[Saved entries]
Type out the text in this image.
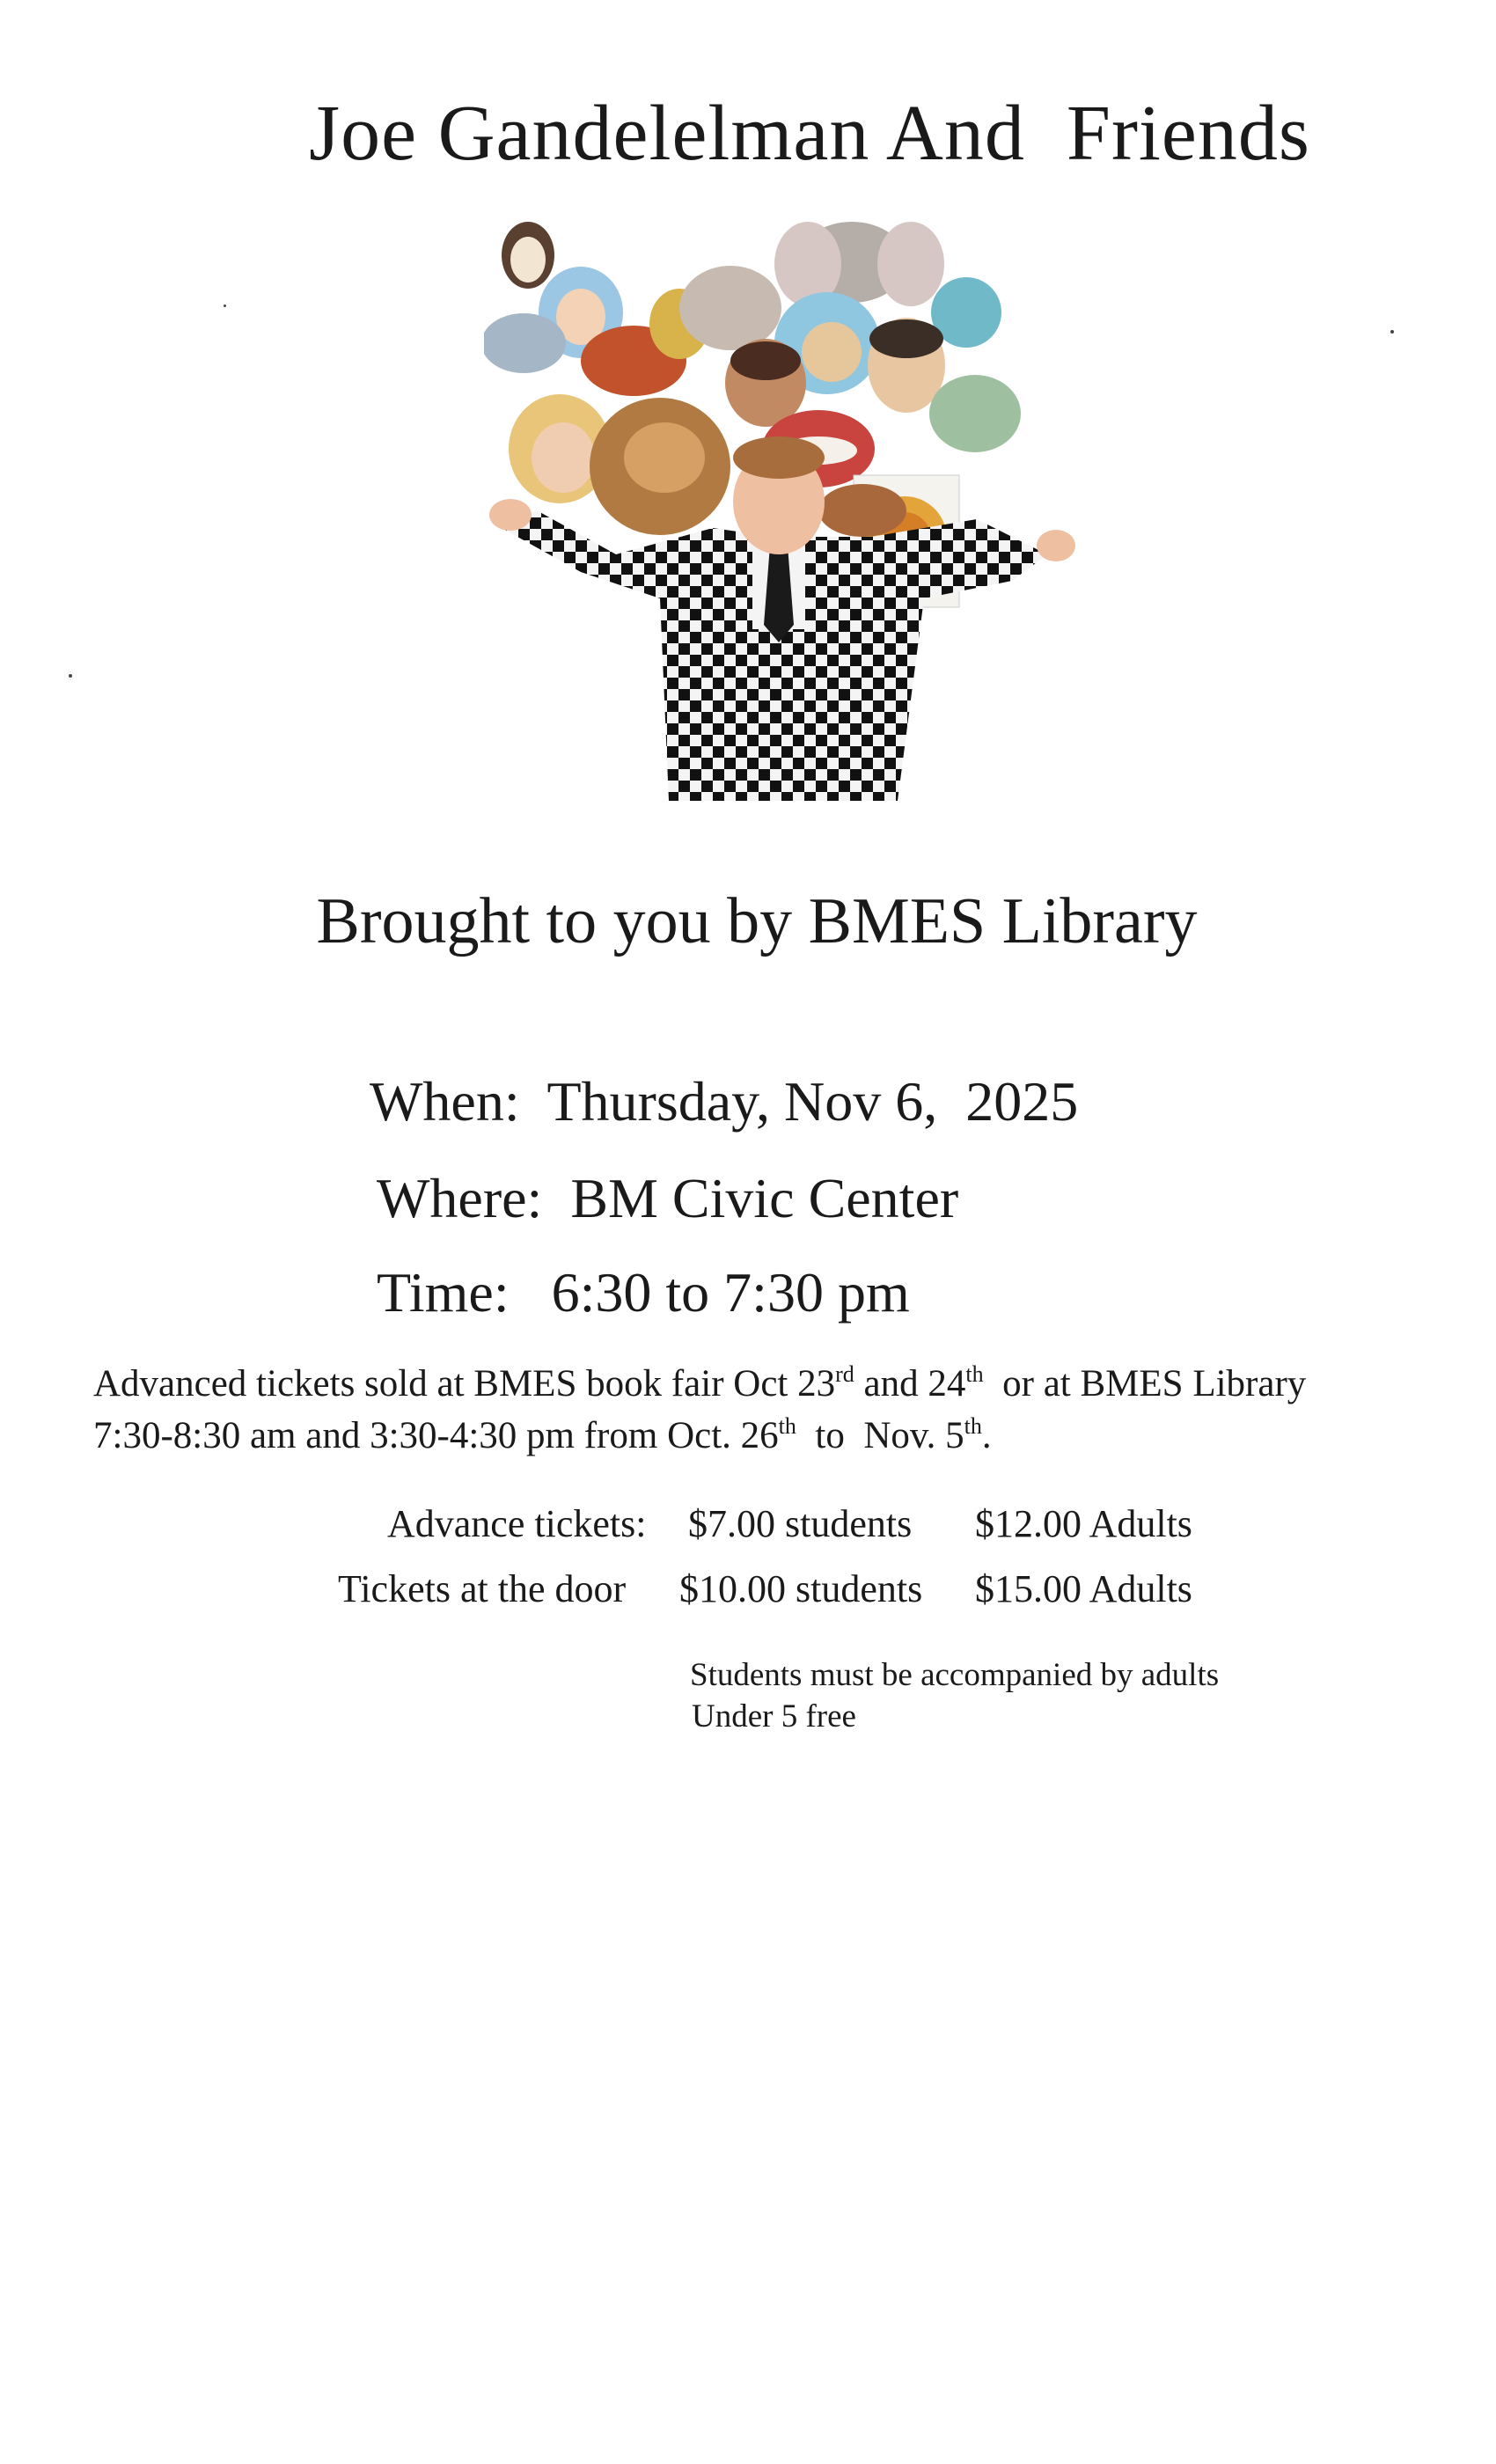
Joe Gandelelman And  Friends
Brought to you by BMES Library
When:  Thursday, Nov 6,  2025
Where:  BM Civic Center
Time:   6:30 to 7:30 pm
Advanced tickets sold at BMES book fair Oct 23rd and 24th  or at BMES Library
7:30-8:30 am and 3:30-4:30 pm from Oct. 26th  to  Nov. 5th.
Advance tickets: $7.00 students $12.00 Adults
Tickets at the door $10.00 students $15.00 Adults
Students must be accompanied by adults
Under 5 free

**STATED TASK:** Give the entries again without a single change, but with no pictures.

**WRITTEN ANSWER:**
Type out the text in this image.
Joe Gandelelman And  Friends
Brought to you by BMES Library
When:  Thursday, Nov 6,  2025
Where:  BM Civic Center
Time:   6:30 to 7:30 pm
Advanced tickets sold at BMES book fair Oct 23rd and 24th  or at BMES Library
7:30-8:30 am and 3:30-4:30 pm from Oct. 26th  to  Nov. 5th.
Advance tickets: $7.00 students $12.00 Adults
Tickets at the door $10.00 students $15.00 Adults
Students must be accompanied by adults
Under 5 free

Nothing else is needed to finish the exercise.